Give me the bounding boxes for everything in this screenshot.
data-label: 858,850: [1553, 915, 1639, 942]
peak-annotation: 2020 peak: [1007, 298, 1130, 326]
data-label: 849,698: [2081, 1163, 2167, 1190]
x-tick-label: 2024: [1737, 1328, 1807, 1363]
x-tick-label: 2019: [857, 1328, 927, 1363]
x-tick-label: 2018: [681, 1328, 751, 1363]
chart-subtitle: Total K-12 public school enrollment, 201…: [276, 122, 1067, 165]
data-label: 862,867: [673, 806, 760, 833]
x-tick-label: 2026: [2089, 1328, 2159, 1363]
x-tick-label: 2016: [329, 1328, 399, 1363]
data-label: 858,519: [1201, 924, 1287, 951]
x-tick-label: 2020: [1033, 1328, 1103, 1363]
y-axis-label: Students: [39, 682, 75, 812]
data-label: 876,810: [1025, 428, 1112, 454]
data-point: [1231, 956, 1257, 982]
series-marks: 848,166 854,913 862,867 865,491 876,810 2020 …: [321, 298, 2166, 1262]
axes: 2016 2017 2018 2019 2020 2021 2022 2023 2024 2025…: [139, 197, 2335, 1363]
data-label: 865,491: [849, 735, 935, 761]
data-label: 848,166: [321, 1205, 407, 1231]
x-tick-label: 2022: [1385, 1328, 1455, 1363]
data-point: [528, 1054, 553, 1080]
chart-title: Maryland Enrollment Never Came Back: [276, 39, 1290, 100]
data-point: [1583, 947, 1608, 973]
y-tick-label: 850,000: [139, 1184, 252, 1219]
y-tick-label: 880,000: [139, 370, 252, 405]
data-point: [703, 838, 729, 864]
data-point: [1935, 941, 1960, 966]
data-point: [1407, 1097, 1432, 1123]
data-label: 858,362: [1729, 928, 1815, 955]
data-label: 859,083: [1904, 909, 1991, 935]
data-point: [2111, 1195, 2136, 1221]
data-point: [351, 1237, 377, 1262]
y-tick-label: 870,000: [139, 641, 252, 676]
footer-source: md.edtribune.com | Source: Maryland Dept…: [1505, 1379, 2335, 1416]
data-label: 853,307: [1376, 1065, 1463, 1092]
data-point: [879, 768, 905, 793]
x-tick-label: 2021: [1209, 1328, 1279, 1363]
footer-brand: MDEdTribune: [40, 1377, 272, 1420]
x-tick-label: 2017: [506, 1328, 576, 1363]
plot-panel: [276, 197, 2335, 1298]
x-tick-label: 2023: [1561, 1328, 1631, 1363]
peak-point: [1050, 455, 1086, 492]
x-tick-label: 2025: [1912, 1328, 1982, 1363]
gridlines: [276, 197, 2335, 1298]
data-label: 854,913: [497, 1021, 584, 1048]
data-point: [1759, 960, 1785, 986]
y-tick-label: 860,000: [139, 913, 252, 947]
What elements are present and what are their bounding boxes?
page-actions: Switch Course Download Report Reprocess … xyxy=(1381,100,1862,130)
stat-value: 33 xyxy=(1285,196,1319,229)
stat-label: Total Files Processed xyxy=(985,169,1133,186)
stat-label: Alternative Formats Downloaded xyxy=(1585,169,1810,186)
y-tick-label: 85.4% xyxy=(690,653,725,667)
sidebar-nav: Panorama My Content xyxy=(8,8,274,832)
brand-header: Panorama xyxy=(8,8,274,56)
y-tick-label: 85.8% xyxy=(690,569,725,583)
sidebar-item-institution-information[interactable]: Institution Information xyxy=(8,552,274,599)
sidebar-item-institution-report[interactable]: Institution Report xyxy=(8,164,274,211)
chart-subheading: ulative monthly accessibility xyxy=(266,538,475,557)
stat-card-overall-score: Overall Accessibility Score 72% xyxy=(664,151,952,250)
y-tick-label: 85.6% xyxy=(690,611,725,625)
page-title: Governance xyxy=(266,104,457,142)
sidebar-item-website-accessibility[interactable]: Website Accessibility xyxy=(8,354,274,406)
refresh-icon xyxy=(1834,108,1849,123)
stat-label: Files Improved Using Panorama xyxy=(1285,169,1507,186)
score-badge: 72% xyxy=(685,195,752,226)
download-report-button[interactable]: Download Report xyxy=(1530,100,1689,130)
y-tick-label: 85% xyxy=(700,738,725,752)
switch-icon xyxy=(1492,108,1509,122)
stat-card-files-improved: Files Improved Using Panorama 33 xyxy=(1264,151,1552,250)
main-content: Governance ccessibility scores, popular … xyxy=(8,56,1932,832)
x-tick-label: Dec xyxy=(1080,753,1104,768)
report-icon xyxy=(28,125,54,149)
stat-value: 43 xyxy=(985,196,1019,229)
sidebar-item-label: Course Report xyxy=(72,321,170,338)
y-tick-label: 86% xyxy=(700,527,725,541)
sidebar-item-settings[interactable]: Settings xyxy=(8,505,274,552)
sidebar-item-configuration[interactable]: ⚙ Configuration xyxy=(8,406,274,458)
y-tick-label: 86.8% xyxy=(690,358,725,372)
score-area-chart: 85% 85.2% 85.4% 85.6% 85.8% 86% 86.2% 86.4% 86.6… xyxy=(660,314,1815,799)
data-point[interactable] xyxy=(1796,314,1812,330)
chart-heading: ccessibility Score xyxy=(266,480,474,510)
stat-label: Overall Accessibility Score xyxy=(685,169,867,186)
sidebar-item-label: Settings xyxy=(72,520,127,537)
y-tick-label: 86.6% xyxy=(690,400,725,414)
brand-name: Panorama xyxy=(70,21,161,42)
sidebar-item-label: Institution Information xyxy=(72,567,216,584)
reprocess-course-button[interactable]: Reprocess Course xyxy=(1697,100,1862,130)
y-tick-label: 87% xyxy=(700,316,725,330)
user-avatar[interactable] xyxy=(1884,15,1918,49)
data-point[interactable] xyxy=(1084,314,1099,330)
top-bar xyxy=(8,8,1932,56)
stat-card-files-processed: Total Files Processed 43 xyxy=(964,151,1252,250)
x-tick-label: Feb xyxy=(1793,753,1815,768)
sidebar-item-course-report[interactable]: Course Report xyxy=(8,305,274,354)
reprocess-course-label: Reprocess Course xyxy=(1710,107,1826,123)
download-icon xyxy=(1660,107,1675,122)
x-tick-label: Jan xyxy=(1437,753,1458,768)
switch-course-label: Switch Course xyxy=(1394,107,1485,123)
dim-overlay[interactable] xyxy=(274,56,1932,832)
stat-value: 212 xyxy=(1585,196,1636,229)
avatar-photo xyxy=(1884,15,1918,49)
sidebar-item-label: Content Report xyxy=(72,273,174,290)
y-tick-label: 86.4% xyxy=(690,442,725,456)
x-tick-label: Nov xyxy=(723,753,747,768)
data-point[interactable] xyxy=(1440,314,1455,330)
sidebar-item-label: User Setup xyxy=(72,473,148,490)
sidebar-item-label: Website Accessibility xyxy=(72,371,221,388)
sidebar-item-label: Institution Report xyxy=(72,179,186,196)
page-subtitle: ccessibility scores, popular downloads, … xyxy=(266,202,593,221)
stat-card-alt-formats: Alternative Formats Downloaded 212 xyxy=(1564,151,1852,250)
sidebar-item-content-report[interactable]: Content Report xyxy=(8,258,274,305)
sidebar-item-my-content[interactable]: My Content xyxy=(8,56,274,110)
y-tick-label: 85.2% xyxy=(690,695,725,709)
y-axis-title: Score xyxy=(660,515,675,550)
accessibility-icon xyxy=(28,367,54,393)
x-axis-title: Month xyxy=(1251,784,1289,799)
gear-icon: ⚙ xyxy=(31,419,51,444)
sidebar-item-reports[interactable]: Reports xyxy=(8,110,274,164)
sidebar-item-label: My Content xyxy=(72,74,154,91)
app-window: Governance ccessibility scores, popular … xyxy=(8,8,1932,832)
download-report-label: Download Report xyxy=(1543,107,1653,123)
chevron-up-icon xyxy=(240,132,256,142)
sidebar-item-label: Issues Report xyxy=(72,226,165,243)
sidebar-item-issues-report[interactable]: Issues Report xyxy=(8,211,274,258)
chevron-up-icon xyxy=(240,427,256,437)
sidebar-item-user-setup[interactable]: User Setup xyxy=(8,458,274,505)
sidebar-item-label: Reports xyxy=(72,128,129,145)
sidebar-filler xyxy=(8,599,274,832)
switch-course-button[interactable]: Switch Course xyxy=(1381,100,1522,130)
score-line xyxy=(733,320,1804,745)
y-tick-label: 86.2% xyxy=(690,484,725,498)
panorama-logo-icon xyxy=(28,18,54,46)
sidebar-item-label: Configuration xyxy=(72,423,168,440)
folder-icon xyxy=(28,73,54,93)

· · · · · · ·

_Task goal_
Write out the entries word for word, starting at the first entry and ending at the one that contains "footer-brand: MDEdTribune: [40, 1377, 272, 1420]", with both of those included.

_Exercise response_
Give me the bounding boxes for everything in this screenshot.
data-label: 858,850: [1553, 915, 1639, 942]
peak-annotation: 2020 peak: [1007, 298, 1130, 326]
data-label: 849,698: [2081, 1163, 2167, 1190]
x-tick-label: 2024: [1737, 1328, 1807, 1363]
x-tick-label: 2019: [857, 1328, 927, 1363]
x-tick-label: 2018: [681, 1328, 751, 1363]
chart-subtitle: Total K-12 public school enrollment, 201…: [276, 122, 1067, 165]
data-label: 862,867: [673, 806, 760, 833]
x-tick-label: 2026: [2089, 1328, 2159, 1363]
x-tick-label: 2016: [329, 1328, 399, 1363]
data-label: 858,519: [1201, 924, 1287, 951]
x-tick-label: 2020: [1033, 1328, 1103, 1363]
y-axis-label: Students: [39, 682, 75, 812]
data-label: 876,810: [1025, 428, 1112, 454]
data-point: [1231, 956, 1257, 982]
series-marks: 848,166 854,913 862,867 865,491 876,810 2020 …: [321, 298, 2166, 1262]
axes: 2016 2017 2018 2019 2020 2021 2022 2023 2024 2025…: [139, 197, 2335, 1363]
data-label: 865,491: [849, 735, 935, 761]
data-label: 848,166: [321, 1205, 407, 1231]
x-tick-label: 2022: [1385, 1328, 1455, 1363]
data-point: [528, 1054, 553, 1080]
chart-title: Maryland Enrollment Never Came Back: [276, 39, 1290, 100]
data-point: [1583, 947, 1608, 973]
y-tick-label: 850,000: [139, 1184, 252, 1219]
y-tick-label: 880,000: [139, 370, 252, 405]
data-point: [703, 838, 729, 864]
data-point: [1935, 941, 1960, 966]
data-point: [1407, 1097, 1432, 1123]
data-label: 858,362: [1729, 928, 1815, 955]
data-label: 859,083: [1904, 909, 1991, 935]
data-point: [2111, 1195, 2136, 1221]
data-point: [351, 1237, 377, 1262]
y-tick-label: 870,000: [139, 641, 252, 676]
footer-source: md.edtribune.com | Source: Maryland Dept…: [1505, 1379, 2335, 1416]
data-label: 853,307: [1376, 1065, 1463, 1092]
data-point: [879, 768, 905, 793]
x-tick-label: 2021: [1209, 1328, 1279, 1363]
footer-brand: MDEdTribune: [40, 1377, 272, 1420]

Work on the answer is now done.